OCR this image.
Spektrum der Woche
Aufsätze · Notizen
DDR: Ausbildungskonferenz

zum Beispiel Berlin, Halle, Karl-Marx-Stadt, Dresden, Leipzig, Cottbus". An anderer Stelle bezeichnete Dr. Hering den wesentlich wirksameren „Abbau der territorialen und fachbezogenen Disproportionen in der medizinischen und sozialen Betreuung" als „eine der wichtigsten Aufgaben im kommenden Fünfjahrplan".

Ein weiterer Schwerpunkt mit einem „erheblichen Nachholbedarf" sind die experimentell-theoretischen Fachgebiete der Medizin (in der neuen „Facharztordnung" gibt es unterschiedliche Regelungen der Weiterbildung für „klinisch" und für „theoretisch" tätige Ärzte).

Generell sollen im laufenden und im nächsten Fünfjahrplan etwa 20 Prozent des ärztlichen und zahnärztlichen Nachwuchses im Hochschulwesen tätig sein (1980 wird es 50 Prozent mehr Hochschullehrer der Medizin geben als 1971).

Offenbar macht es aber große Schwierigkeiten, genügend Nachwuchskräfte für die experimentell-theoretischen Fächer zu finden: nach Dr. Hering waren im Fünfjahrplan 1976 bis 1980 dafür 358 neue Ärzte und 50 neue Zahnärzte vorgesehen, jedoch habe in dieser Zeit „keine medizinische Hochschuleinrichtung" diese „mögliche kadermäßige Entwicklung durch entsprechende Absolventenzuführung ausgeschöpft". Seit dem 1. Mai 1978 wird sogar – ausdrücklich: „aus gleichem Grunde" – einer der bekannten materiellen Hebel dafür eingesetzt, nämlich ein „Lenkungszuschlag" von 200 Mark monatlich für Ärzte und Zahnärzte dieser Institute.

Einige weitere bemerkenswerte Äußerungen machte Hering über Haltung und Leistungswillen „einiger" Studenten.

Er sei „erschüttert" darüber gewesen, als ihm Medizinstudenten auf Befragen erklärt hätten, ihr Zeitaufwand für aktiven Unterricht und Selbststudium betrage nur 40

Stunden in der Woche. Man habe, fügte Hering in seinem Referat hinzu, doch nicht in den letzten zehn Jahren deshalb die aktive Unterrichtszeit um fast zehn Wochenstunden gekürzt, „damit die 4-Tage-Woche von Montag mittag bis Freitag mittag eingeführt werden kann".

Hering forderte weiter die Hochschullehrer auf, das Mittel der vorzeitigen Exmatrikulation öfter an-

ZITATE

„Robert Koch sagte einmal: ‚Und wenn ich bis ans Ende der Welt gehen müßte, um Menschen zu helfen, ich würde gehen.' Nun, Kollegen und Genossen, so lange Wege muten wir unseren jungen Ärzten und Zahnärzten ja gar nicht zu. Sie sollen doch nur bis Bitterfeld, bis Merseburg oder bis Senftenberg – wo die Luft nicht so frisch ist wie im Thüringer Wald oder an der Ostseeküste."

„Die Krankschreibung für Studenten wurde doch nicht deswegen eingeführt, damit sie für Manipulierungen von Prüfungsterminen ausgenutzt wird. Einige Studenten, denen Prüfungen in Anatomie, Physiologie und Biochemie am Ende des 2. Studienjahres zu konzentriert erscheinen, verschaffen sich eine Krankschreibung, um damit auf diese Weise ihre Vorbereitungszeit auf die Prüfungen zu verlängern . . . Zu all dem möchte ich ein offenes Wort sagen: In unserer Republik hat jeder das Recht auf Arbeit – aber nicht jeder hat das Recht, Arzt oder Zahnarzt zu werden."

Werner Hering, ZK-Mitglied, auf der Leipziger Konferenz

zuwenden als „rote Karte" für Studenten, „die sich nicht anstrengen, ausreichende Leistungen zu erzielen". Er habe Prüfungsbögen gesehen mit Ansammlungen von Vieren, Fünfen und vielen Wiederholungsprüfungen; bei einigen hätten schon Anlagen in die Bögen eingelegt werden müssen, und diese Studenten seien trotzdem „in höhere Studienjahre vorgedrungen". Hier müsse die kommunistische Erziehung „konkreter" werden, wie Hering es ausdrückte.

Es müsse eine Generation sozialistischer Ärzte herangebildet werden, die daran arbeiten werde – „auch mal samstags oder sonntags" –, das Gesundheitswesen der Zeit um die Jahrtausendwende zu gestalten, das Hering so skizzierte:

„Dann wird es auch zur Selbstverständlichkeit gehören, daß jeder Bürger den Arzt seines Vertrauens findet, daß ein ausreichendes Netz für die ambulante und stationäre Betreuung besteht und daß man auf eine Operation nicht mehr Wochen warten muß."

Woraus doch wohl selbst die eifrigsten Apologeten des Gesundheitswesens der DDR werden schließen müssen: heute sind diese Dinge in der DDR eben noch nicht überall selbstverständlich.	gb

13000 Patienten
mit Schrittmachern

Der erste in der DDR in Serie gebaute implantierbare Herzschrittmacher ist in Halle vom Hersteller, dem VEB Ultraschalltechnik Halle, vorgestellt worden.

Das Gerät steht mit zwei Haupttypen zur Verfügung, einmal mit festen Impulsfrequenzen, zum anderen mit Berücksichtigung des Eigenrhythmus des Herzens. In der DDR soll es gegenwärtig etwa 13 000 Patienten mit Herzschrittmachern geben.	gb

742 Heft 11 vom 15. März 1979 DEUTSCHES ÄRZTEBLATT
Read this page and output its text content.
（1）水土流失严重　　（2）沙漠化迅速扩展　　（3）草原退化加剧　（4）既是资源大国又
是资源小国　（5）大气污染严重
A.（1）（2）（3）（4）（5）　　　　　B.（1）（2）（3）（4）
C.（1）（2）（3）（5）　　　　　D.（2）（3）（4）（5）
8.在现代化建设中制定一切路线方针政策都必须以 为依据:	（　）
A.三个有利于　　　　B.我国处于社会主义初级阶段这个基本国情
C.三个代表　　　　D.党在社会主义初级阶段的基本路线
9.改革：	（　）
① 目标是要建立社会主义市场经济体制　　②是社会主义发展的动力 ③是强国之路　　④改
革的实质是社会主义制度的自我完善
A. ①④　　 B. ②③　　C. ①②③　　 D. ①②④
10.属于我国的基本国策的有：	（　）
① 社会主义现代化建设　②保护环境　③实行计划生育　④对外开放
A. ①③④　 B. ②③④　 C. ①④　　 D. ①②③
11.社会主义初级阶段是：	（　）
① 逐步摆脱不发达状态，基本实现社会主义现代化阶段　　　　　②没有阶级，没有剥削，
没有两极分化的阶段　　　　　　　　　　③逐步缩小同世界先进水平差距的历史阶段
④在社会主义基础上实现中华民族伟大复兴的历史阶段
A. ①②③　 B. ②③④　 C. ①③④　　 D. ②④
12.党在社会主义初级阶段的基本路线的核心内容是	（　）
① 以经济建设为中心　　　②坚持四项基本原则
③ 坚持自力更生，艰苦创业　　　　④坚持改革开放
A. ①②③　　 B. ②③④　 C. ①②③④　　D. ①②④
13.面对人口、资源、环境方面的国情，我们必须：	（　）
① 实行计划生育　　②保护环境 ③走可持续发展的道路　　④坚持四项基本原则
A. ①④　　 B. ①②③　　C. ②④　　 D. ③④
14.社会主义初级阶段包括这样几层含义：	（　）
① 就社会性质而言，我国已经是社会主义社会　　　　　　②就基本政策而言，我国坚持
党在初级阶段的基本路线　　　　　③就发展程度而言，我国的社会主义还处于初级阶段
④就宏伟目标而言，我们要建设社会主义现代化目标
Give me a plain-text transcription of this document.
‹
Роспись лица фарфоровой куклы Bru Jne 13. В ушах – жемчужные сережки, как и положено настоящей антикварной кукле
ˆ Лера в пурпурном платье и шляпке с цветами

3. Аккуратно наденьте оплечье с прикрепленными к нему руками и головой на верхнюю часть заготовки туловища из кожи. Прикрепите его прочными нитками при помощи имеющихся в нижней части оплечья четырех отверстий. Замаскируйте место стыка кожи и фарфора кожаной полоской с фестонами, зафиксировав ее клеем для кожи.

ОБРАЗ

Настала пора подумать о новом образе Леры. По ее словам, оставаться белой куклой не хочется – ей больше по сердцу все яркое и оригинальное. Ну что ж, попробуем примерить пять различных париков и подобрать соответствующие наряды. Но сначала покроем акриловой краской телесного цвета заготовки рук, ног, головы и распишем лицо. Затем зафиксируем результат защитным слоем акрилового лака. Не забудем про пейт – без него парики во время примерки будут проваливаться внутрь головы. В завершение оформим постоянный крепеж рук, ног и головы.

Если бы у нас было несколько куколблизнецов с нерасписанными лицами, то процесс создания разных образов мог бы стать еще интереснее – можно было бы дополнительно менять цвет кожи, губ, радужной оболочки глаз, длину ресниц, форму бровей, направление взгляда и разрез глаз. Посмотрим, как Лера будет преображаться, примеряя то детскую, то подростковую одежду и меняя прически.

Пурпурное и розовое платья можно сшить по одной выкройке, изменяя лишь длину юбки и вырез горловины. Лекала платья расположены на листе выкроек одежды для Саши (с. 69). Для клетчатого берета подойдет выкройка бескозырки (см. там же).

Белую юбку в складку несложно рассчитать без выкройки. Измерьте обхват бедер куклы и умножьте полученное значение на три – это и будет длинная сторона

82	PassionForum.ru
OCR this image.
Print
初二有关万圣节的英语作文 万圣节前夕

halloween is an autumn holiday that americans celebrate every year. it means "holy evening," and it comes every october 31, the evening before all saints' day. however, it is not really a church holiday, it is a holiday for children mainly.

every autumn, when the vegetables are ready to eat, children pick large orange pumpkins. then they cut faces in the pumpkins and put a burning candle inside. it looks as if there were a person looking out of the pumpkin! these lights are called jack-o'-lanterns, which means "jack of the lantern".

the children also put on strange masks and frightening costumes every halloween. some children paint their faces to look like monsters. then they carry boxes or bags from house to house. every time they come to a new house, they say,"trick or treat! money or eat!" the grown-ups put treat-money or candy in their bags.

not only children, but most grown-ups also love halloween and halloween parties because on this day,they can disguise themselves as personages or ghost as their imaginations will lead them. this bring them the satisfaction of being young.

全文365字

- _The exercise_
State the count of lines in the data holding the word "text", adding nothing to it.

- _The completed task_
2